> [Records from a data collection]:

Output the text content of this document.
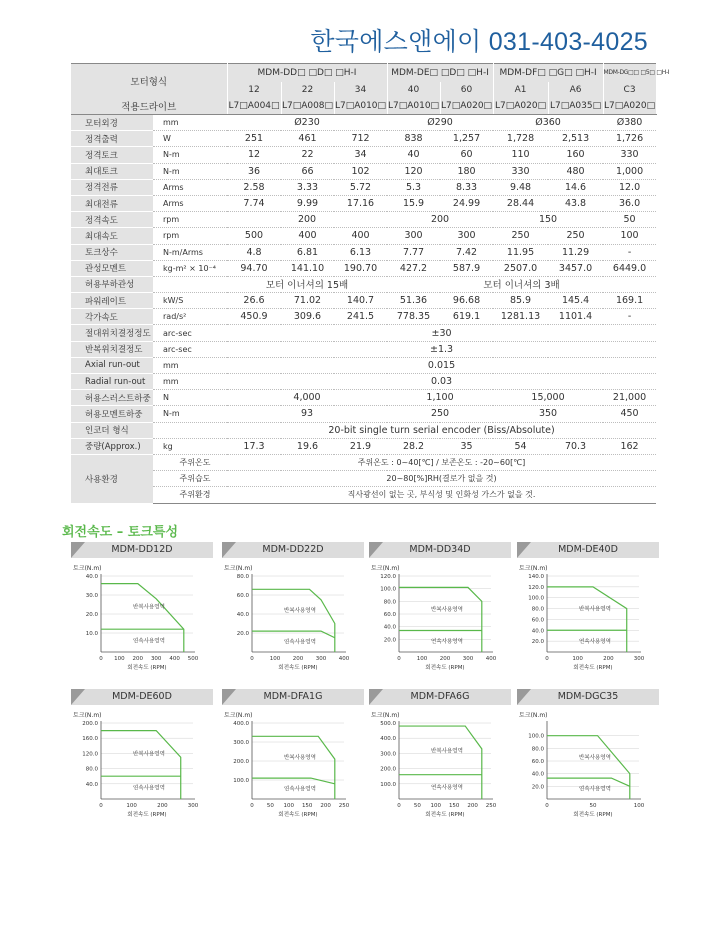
한국에스앤에이 031-403-4025
모터형식		MDM-DD□ □D□ □H-I			MDM-DE□ □D□ □H-I		MDM-DF□ □G□ □H-I		MDM-DG□□ □5□ □H-I
		12	22	34	40	60	A1	A6	C3
적용드라이브		L7□A004□	L7□A008□	L7□A010□	L7□A010□	L7□A020□	L7□A020□	L7□A035□	L7□A020□
모터외경	mm	Ø230			Ø290		Ø360		Ø380
정격출력	W	251	461	712	838	1,257	1,728	2,513	1,726
정격토크	N-m	12	22	34	40	60	110	160	330
최대토크	N-m	36	66	102	120	180	330	480	1,000
정격전류	Arms	2.58	3.33	5.72	5.3	8.33	9.48	14.6	12.0
최대전류	Arms	7.74	9.99	17.16	15.9	24.99	28.44	43.8	36.0
정격속도	rpm	200			200		150		50
최대속도	rpm	500	400	400	300	300	250	250	100
토크상수	N-m/Arms	4.8	6.81	6.13	7.77	7.42	11.95	11.29	-
관성모멘트	kg-m² × 10⁻⁴	94.70	141.10	190.70	427.2	587.9	2507.0	3457.0	6449.0
허용부하관성		모터 이너셔의 15배			모터 이너셔의 3배				
파워레이트	kW/S	26.6	71.02	140.7	51.36	96.68	85.9	145.4	169.1
각가속도	rad/s²	450.9	309.6	241.5	778.35	619.1	1281.13	1101.4	-
절대위치결정정도	arc-sec	±30							
반복위치결정도	arc-sec	±1.3							
Axial run-out	mm	0.015							
Radial run-out	mm	0.03							
허용스러스트하중	N	4,000			1,100		15,000		21,000
허용모멘트하중	N-m	93			250		350		450
인코더 형식		20-bit single turn serial encoder (Biss/Absolute)							
중량(Approx.)	kg	17.3	19.6	21.9	28.2	35	54	70.3	162
사용환경	주위온도	주위온도 : 0~40[℃] / 보존온도 : -20~60[℃]							
	주위습도	20~80[%]RH(결로가 없을 것)							
	주위환경	직사광선이 없는 곳, 부식성 및 인화성 가스가 없을 것.							
회전속도 – 토크특성
MDM-DD12D
토크(N.m)
10.0
20.0
30.0
40.0
0 100 200 300 400 500
반복사용영역
연속사용영역
회전속도 (RPM)
MDM-DD22D
토크(N.m)
20.0
40.0
60.0
80.0
0	100 200 300 400
반복사용영역
연속사용영역
회전속도 (RPM)
MDM-DD34D
토크(N.m)
20.0
40.0
60.0
80.0
100.0
120.0
0	100 200 300 400
반복사용영역
연속사용영역
회전속도 (RPM)
MDM-DE40D
토크(N.m)
20.0
40.0
60.0
80.0
100.0
120.0
140.0
0	100	200	300
반복사용영역
연속사용영역
회전속도 (RPM)
MDM-DE60D
토크(N.m)
40.0
80.0
120.0
160.0
200.0
0	100	200	300
반복사용영역
연속사용영역
회전속도 (RPM)
MDM-DFA1G
토크(N.m)
100.0
200.0
300.0
400.0
0 50 100 150 200 250
반복사용영역
연속사용영역
회전속도 (RPM)
MDM-DFA6G
토크(N.m)
100.0
200.0
300.0
400.0
500.0
0 50 100 150 200 250
반복사용영역
연속사용영역
회전속도 (RPM)
MDM-DGC35
토크(N.m)
20.0
40.0
60.0
80.0
100.0
0	50	100
반복사용영역
연속사용영역
회전속도 (RPM)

> [Aim]:
Count how many lines hold the string "Arms" and give that number alone.

> [Written solution]:
3